• Requirement
Images must not appear in your copy; reproduce every other part of the records exactly.

• Entries from a dataset
──────────

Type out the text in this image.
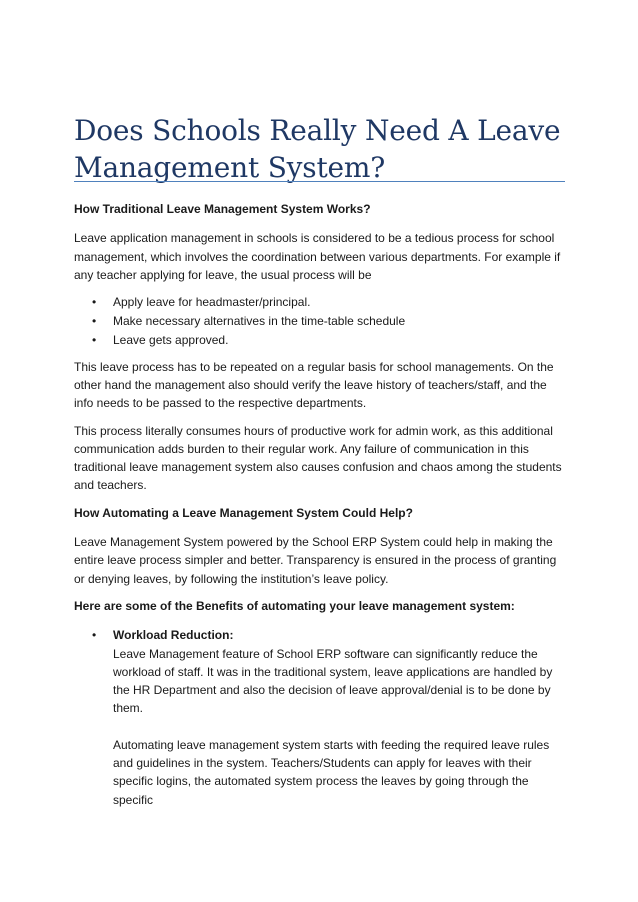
Does Schools Really Need A Leave Management System?

How Traditional Leave Management System Works?

Leave application management in schools is considered to be a tedious process for school management, which involves the coordination between various departments. For example if any teacher applying for leave, the usual process will be

• Apply leave for headmaster/principal.
• Make necessary alternatives in the time-table schedule
• Leave gets approved.

This leave process has to be repeated on a regular basis for school managements. On the other hand the management also should verify the leave history of teachers/staff, and the info needs to be passed to the respective departments.

This process literally consumes hours of productive work for admin work, as this additional communication adds burden to their regular work. Any failure of communication in this traditional leave management system also causes confusion and chaos among the students and teachers.

How Automating a Leave Management System Could Help?

Leave Management System powered by the School ERP System could help in making the entire leave process simpler and better. Transparency is ensured in the process of granting or denying leaves, by following the institution’s leave policy.

Here are some of the Benefits of automating your leave management system:

• Workload Reduction:

Leave Management feature of School ERP software can significantly reduce the workload of staff. It was in the traditional system, leave applications are handled by the HR Department and also the decision of leave approval/denial is to be done by them.

Automating leave management system starts with feeding the required leave rules and guidelines in the system. Teachers/Students can apply for leaves with their specific logins, the automated system process the leaves by going through the specific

──────────

• In response
Type out the text in this image.
Does Schools Really Need A Leave Management System?

How Traditional Leave Management System Works?

Leave application management in schools is considered to be a tedious process for school management, which involves the coordination between various departments. For example if any teacher applying for leave, the usual process will be

• Apply leave for headmaster/principal.
• Make necessary alternatives in the time-table schedule
• Leave gets approved.

This leave process has to be repeated on a regular basis for school managements. On the other hand the management also should verify the leave history of teachers/staff, and the info needs to be passed to the respective departments.

This process literally consumes hours of productive work for admin work, as this additional communication adds burden to their regular work. Any failure of communication in this traditional leave management system also causes confusion and chaos among the students and teachers.

How Automating a Leave Management System Could Help?

Leave Management System powered by the School ERP System could help in making the entire leave process simpler and better. Transparency is ensured in the process of granting or denying leaves, by following the institution’s leave policy.

Here are some of the Benefits of automating your leave management system:

• Workload Reduction:

Leave Management feature of School ERP software can significantly reduce the workload of staff. It was in the traditional system, leave applications are handled by the HR Department and also the decision of leave approval/denial is to be done by them.

Automating leave management system starts with feeding the required leave rules and guidelines in the system. Teachers/Students can apply for leaves with their specific logins, the automated system process the leaves by going through the specific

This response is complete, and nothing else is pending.